__WRITTEN PROBLEM__
Could you transcribe every record below exactly as written, leaving out any pictures?
........
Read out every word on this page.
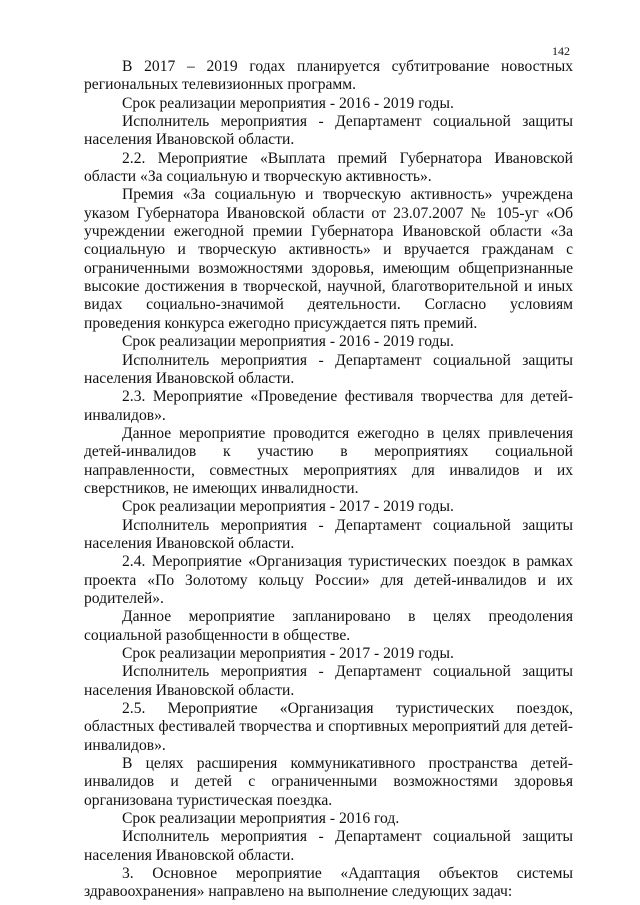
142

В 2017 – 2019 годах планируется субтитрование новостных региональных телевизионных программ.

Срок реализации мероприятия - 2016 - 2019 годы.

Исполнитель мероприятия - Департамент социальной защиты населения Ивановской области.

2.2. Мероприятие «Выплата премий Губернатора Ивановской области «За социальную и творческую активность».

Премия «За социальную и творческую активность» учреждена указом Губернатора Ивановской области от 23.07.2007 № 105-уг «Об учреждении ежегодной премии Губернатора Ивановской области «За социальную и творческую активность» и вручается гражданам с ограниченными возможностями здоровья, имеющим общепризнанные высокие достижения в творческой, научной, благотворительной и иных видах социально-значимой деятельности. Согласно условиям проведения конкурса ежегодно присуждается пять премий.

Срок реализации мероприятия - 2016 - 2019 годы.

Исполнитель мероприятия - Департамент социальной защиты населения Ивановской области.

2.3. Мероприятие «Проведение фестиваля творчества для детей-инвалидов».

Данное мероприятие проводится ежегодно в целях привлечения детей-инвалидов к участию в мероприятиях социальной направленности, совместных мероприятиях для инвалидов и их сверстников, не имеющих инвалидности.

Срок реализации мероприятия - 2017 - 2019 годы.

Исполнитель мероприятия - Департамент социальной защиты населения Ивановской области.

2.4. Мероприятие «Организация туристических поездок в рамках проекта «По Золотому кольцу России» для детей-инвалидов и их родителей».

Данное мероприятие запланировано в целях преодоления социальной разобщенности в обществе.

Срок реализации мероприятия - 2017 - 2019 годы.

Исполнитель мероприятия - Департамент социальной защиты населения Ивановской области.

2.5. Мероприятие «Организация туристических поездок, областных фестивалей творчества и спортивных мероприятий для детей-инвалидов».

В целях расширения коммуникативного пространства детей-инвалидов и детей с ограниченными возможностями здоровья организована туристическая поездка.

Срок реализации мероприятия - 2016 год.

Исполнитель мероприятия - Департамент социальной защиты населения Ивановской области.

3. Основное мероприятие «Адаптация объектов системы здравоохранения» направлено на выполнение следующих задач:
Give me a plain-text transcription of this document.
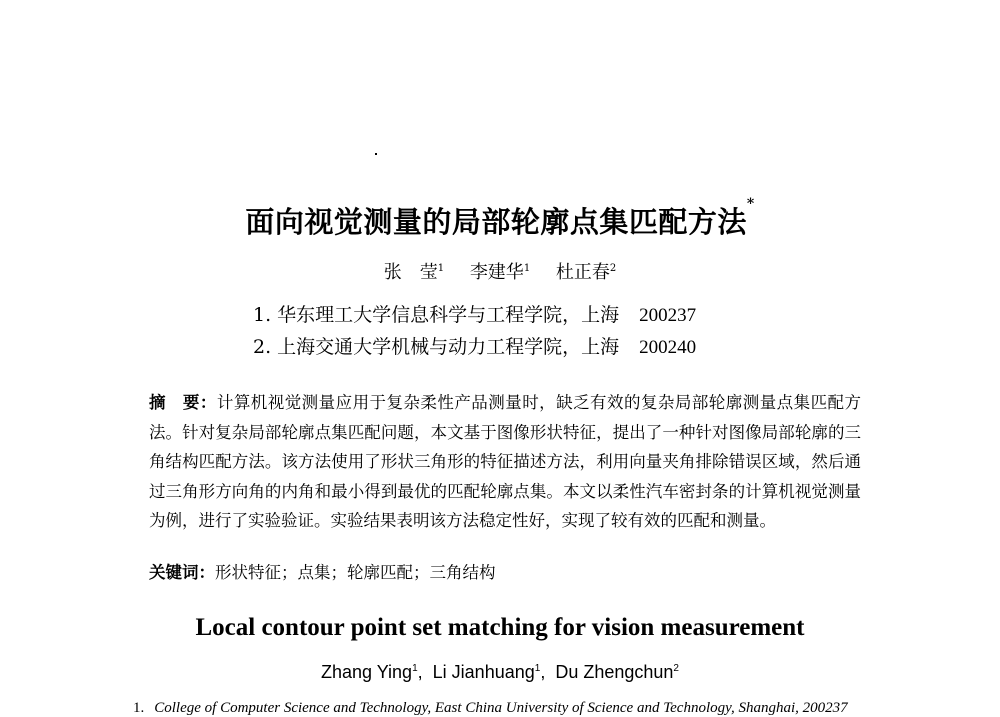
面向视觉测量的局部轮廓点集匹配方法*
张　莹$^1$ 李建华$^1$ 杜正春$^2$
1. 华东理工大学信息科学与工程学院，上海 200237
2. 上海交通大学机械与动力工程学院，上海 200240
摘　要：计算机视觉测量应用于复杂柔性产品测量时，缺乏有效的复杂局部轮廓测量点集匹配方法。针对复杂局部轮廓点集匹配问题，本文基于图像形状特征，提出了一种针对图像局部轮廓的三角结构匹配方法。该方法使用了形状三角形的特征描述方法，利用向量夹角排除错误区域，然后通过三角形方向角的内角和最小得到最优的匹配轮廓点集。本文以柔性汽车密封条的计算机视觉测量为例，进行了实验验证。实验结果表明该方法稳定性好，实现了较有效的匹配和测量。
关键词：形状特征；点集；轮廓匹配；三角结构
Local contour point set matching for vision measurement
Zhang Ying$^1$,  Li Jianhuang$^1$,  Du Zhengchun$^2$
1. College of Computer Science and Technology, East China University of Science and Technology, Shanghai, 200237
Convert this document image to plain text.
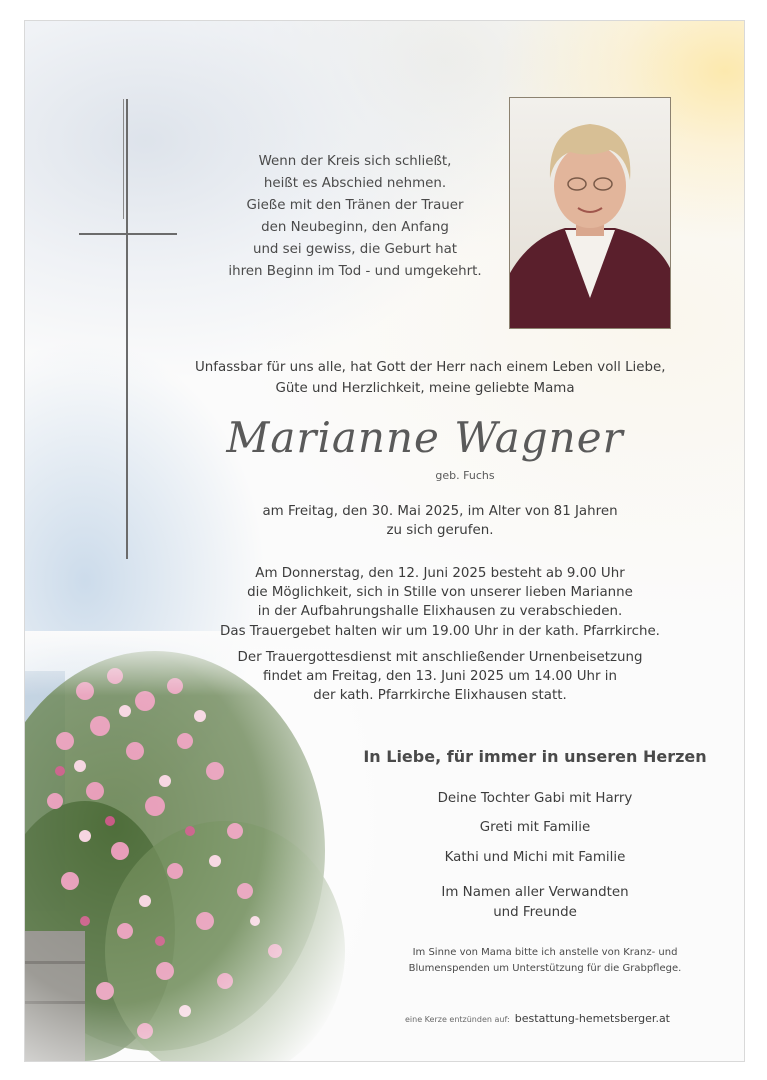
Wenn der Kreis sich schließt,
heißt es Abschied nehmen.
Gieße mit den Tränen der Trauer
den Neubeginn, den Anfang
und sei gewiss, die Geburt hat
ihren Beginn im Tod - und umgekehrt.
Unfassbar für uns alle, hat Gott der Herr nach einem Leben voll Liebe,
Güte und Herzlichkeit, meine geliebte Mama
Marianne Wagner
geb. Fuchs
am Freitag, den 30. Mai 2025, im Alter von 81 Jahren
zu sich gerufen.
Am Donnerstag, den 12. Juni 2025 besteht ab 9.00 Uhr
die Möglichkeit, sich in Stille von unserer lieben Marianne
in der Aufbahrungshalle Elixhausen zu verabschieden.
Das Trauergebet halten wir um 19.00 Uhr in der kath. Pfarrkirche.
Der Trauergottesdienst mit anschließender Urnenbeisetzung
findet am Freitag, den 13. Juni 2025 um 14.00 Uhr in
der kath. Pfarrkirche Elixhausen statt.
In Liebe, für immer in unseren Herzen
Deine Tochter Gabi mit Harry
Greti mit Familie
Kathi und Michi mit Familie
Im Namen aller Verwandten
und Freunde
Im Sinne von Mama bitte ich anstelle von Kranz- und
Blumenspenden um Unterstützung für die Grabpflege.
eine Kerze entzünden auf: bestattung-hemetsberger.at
........
__WRITTEN ANSWER__
Read out every word on this page.
142

В 2017 – 2019 годах планируется субтитрование новостных региональных телевизионных программ.

Срок реализации мероприятия - 2016 - 2019 годы.

Исполнитель мероприятия - Департамент социальной защиты населения Ивановской области.

2.2. Мероприятие «Выплата премий Губернатора Ивановской области «За социальную и творческую активность».

Премия «За социальную и творческую активность» учреждена указом Губернатора Ивановской области от 23.07.2007 № 105-уг «Об учреждении ежегодной премии Губернатора Ивановской области «За социальную и творческую активность» и вручается гражданам с ограниченными возможностями здоровья, имеющим общепризнанные высокие достижения в творческой, научной, благотворительной и иных видах социально-значимой деятельности. Согласно условиям проведения конкурса ежегодно присуждается пять премий.

Срок реализации мероприятия - 2016 - 2019 годы.

Исполнитель мероприятия - Департамент социальной защиты населения Ивановской области.

2.3. Мероприятие «Проведение фестиваля творчества для детей-инвалидов».

Данное мероприятие проводится ежегодно в целях привлечения детей-инвалидов к участию в мероприятиях социальной направленности, совместных мероприятиях для инвалидов и их сверстников, не имеющих инвалидности.

Срок реализации мероприятия - 2017 - 2019 годы.

Исполнитель мероприятия - Департамент социальной защиты населения Ивановской области.

2.4. Мероприятие «Организация туристических поездок в рамках проекта «По Золотому кольцу России» для детей-инвалидов и их родителей».

Данное мероприятие запланировано в целях преодоления социальной разобщенности в обществе.

Срок реализации мероприятия - 2017 - 2019 годы.

Исполнитель мероприятия - Департамент социальной защиты населения Ивановской области.

2.5. Мероприятие «Организация туристических поездок, областных фестивалей творчества и спортивных мероприятий для детей-инвалидов».

В целях расширения коммуникативного пространства детей-инвалидов и детей с ограниченными возможностями здоровья организована туристическая поездка.

Срок реализации мероприятия - 2016 год.

Исполнитель мероприятия - Департамент социальной защиты населения Ивановской области.

3. Основное мероприятие «Адаптация объектов системы здравоохранения» направлено на выполнение следующих задач:
Give me a plain-text transcription of this document.
面向视觉测量的局部轮廓点集匹配方法*
张　莹$^1$ 李建华$^1$ 杜正春$^2$
1. 华东理工大学信息科学与工程学院，上海 200237
2. 上海交通大学机械与动力工程学院，上海 200240
摘　要：计算机视觉测量应用于复杂柔性产品测量时，缺乏有效的复杂局部轮廓测量点集匹配方法。针对复杂局部轮廓点集匹配问题，本文基于图像形状特征，提出了一种针对图像局部轮廓的三角结构匹配方法。该方法使用了形状三角形的特征描述方法，利用向量夹角排除错误区域，然后通过三角形方向角的内角和最小得到最优的匹配轮廓点集。本文以柔性汽车密封条的计算机视觉测量为例，进行了实验验证。实验结果表明该方法稳定性好，实现了较有效的匹配和测量。
关键词：形状特征；点集；轮廓匹配；三角结构
Local contour point set matching for vision measurement
Zhang Ying$^1$,  Li Jianhuang$^1$,  Du Zhengchun$^2$
1. College of Computer Science and Technology, East China University of Science and Technology, Shanghai, 200237
Convert this document image to plain text.
Wenn der Kreis sich schließt,
heißt es Abschied nehmen.
Gieße mit den Tränen der Trauer
den Neubeginn, den Anfang
und sei gewiss, die Geburt hat
ihren Beginn im Tod - und umgekehrt.
Unfassbar für uns alle, hat Gott der Herr nach einem Leben voll Liebe,
Güte und Herzlichkeit, meine geliebte Mama
Marianne Wagner
geb. Fuchs
am Freitag, den 30. Mai 2025, im Alter von 81 Jahren
zu sich gerufen.
Am Donnerstag, den 12. Juni 2025 besteht ab 9.00 Uhr
die Möglichkeit, sich in Stille von unserer lieben Marianne
in der Aufbahrungshalle Elixhausen zu verabschieden.
Das Trauergebet halten wir um 19.00 Uhr in der kath. Pfarrkirche.
Der Trauergottesdienst mit anschließender Urnenbeisetzung
findet am Freitag, den 13. Juni 2025 um 14.00 Uhr in
der kath. Pfarrkirche Elixhausen statt.
In Liebe, für immer in unseren Herzen
Deine Tochter Gabi mit Harry
Greti mit Familie
Kathi und Michi mit Familie
Im Namen aller Verwandten
und Freunde
Im Sinne von Mama bitte ich anstelle von Kranz- und
Blumenspenden um Unterstützung für die Grabpflege.
eine Kerze entzünden auf: bestattung-hemetsberger.at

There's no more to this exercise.